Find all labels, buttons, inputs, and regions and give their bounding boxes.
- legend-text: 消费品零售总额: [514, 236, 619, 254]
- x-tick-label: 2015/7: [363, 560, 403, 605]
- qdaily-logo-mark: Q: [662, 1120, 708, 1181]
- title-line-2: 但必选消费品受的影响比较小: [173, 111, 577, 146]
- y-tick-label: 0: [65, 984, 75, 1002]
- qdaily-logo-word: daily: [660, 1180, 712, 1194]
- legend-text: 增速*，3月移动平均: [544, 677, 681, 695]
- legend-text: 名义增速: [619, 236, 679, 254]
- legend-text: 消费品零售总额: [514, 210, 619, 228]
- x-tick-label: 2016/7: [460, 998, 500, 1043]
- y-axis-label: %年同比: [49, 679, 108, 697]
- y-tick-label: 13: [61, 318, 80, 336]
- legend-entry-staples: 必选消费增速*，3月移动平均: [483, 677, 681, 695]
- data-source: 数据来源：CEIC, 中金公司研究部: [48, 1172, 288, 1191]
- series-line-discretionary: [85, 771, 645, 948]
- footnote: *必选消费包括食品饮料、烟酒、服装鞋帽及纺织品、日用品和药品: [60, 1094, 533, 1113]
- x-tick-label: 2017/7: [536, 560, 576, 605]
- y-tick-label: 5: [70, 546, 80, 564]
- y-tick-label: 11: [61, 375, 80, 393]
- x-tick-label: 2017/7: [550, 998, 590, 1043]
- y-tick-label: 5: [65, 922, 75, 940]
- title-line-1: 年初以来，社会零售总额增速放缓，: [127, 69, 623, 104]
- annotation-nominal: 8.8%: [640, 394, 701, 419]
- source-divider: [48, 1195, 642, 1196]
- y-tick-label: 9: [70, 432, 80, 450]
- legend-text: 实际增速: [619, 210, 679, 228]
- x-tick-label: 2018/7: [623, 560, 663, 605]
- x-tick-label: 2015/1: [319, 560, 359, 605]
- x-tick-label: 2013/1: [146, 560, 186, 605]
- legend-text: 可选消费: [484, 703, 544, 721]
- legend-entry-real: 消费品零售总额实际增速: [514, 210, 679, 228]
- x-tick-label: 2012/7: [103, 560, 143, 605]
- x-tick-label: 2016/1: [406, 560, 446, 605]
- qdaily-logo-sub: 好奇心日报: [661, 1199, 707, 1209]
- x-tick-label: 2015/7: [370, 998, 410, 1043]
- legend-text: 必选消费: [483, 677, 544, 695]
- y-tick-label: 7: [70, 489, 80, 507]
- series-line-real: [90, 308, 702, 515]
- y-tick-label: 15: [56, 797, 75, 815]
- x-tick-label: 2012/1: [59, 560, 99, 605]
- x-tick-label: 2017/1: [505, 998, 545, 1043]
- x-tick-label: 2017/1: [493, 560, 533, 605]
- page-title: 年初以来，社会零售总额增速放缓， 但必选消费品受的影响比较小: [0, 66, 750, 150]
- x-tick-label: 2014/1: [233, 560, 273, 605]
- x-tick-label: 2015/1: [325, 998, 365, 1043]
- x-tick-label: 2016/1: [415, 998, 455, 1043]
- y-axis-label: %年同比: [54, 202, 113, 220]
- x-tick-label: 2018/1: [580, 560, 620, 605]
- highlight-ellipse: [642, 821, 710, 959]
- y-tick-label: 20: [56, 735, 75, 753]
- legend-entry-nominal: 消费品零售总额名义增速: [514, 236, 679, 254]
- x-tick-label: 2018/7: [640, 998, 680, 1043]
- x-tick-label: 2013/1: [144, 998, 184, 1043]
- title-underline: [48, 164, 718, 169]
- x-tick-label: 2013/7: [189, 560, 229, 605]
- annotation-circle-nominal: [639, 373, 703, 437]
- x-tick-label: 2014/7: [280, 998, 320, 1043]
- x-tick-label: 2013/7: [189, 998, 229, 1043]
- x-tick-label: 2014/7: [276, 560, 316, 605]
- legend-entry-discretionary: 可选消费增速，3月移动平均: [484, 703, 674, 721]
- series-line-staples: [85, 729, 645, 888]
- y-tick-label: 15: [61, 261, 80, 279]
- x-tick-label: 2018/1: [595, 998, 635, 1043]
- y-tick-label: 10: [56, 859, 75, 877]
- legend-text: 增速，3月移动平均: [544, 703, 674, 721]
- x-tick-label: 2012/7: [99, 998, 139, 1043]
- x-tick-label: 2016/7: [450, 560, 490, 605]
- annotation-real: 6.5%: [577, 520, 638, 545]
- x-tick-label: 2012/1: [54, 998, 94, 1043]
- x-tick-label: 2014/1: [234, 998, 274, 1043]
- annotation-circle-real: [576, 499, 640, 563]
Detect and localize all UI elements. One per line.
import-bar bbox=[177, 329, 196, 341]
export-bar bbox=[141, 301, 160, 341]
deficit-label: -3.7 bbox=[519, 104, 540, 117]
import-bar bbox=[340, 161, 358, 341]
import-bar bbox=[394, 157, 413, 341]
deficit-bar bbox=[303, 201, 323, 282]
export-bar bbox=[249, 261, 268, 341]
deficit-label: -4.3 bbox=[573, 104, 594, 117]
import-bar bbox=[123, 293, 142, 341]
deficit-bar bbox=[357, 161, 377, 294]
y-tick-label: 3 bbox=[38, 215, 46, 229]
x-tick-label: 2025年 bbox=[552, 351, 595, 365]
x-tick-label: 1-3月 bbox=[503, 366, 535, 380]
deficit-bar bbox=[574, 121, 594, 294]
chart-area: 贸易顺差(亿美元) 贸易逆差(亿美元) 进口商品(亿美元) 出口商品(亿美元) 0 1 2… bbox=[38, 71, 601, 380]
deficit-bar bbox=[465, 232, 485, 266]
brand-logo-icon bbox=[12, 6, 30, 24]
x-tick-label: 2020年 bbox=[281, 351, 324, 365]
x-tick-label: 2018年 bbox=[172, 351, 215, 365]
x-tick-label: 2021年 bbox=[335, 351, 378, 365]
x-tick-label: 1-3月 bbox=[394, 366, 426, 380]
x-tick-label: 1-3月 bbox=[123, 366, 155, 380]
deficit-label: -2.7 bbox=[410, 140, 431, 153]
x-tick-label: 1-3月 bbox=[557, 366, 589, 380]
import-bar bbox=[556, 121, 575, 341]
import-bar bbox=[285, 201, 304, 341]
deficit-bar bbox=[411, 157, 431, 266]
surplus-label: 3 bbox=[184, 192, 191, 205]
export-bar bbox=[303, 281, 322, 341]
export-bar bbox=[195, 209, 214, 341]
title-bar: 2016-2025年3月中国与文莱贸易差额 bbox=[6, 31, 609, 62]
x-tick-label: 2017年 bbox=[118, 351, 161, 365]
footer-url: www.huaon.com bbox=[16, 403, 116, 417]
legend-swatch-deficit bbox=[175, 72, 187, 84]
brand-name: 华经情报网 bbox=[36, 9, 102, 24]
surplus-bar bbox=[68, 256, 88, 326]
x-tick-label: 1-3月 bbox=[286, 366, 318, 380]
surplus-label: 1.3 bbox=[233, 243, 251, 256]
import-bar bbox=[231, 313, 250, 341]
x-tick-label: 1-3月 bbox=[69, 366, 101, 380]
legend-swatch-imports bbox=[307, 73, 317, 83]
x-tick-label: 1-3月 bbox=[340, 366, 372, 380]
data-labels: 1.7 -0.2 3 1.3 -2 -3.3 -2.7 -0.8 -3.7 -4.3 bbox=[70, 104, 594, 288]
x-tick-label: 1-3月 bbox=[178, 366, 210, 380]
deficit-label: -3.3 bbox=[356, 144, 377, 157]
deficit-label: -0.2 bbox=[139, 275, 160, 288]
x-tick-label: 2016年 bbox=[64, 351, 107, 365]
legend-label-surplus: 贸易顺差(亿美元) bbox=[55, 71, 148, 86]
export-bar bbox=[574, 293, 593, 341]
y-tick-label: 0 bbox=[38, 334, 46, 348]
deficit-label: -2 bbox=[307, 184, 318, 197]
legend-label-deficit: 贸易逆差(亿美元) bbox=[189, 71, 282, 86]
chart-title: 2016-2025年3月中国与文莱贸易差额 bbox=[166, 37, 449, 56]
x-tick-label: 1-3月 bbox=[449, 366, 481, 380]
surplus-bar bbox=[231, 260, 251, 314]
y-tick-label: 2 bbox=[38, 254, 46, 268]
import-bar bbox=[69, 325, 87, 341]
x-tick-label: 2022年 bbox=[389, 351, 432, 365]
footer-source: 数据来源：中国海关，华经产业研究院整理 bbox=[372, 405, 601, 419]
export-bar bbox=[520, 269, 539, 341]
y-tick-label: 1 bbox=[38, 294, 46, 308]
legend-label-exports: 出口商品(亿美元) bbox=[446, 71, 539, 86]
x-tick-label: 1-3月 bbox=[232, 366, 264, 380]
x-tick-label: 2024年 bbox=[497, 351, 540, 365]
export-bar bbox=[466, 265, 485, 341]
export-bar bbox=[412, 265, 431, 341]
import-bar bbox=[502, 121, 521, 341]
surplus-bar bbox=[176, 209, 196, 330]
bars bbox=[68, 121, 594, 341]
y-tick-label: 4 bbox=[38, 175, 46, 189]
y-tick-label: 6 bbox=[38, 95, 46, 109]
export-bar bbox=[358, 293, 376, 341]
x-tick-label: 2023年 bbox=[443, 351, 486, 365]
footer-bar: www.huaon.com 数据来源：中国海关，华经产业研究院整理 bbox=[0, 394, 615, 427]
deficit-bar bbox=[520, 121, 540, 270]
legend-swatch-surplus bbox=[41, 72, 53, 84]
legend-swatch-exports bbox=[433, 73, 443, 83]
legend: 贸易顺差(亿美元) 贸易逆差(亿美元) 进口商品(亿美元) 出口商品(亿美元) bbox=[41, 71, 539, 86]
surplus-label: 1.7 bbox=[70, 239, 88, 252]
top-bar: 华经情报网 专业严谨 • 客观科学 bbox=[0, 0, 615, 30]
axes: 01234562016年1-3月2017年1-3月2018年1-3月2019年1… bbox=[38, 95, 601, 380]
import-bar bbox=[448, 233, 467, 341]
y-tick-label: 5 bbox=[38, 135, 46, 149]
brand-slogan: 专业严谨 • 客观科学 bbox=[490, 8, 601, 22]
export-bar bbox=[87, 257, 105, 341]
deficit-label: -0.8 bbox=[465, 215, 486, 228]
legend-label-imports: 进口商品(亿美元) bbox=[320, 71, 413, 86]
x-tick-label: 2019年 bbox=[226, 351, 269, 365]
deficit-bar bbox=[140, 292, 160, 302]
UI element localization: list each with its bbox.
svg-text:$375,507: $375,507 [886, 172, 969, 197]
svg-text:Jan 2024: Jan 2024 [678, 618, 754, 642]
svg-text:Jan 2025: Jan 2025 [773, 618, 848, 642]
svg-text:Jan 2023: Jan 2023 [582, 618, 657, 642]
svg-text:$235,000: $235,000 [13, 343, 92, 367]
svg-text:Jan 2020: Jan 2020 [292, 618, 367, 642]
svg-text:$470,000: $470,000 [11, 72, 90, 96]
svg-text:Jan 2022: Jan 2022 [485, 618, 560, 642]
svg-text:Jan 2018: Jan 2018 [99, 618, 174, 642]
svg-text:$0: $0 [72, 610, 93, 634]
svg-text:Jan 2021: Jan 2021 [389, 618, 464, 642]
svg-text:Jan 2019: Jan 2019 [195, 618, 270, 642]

### What to produce
Rewrite the records starting at the first line and ending at the line containing "- legend-text: 增速*，3月移动平均: [544, 677, 681, 695]", with "x-tick-label" replaced by "x-axis-tick" and nothing else changed. Return only those lines.

### Response
Find all labels, buttons, inputs, and regions and give their bounding boxes.
- legend-text: 消费品零售总额: [514, 236, 619, 254]
- x-axis-tick: 2015/7: [363, 560, 403, 605]
- qdaily-logo-mark: Q: [662, 1120, 708, 1181]
- title-line-2: 但必选消费品受的影响比较小: [173, 111, 577, 146]
- y-tick-label: 0: [65, 984, 75, 1002]
- qdaily-logo-word: daily: [660, 1180, 712, 1194]
- legend-text: 增速*，3月移动平均: [544, 677, 681, 695]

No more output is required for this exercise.